## BEGIN

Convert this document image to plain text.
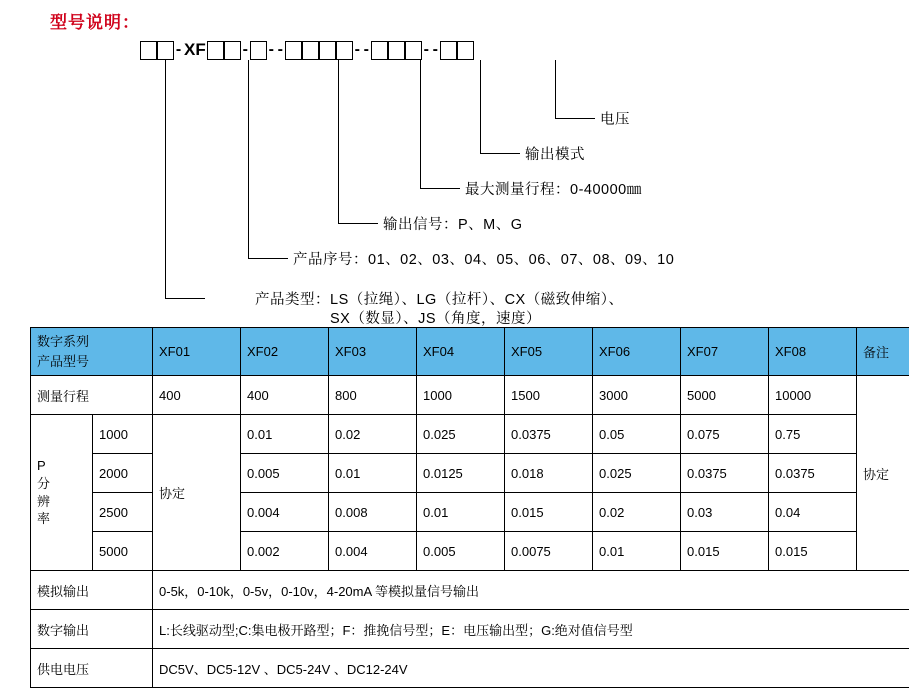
型号说明：
- XF - - -	- -	- -
电压
输出模式
最大测量行程：0-40000㎜
输出信号：P、M、G
产品序号：01、02、03、04、05、06、07、08、09、10
产品类型：LS（拉绳）、LG（拉杆）、CX（磁致伸缩）、
SX（数显）、JS（角度，速度）
数字系列
产品型号		XF01	XF02	XF03	XF04	XF05	XF06	XF07	XF08	备注
测量行程		400	400	800	1000	1500	3000	5000	10000	协定

P
分
辨
率	1000	协定	0.01	0.02	0.025	0.0375	0.05	0.075	0.75	
	2000		0.005	0.01	0.0125	0.018	0.025	0.0375	0.0375	
	2500		0.004	0.008	0.01	0.015	0.02	0.03	0.04	
	5000		0.002	0.004	0.005	0.0075	0.01	0.015	0.015	
模拟输出		0-5k，0-10k，0-5v，0-10v，4-20mA 等模拟量信号输出								
数字输出		L:长线驱动型;C:集电极开路型；F：推挽信号型；E：电压输出型；G:绝对值信号型								
供电电压		DC5V、DC5-12V 、DC5-24V 、DC12-24V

## END

Required work: Leave images out of the retyped records; keep all else exact.

Full output:
Convert this document image to plain text.
型号说明：
- XF - - -	- -	- -
电压
输出模式
最大测量行程：0-40000㎜
输出信号：P、M、G
产品序号：01、02、03、04、05、06、07、08、09、10
产品类型：LS（拉绳）、LG（拉杆）、CX（磁致伸缩）、
SX（数显）、JS（角度，速度）
数字系列
产品型号		XF01	XF02	XF03	XF04	XF05	XF06	XF07	XF08	备注
测量行程		400	400	800	1000	1500	3000	5000	10000	协定

P
分
辨
率	1000	协定	0.01	0.02	0.025	0.0375	0.05	0.075	0.75	
	2000		0.005	0.01	0.0125	0.018	0.025	0.0375	0.0375	
	2500		0.004	0.008	0.01	0.015	0.02	0.03	0.04	
	5000		0.002	0.004	0.005	0.0075	0.01	0.015	0.015	
模拟输出		0-5k，0-10k，0-5v，0-10v，4-20mA 等模拟量信号输出								
数字输出		L:长线驱动型;C:集电极开路型；F：推挽信号型；E：电压输出型；G:绝对值信号型								
供电电压		DC5V、DC5-12V 、DC5-24V 、DC12-24V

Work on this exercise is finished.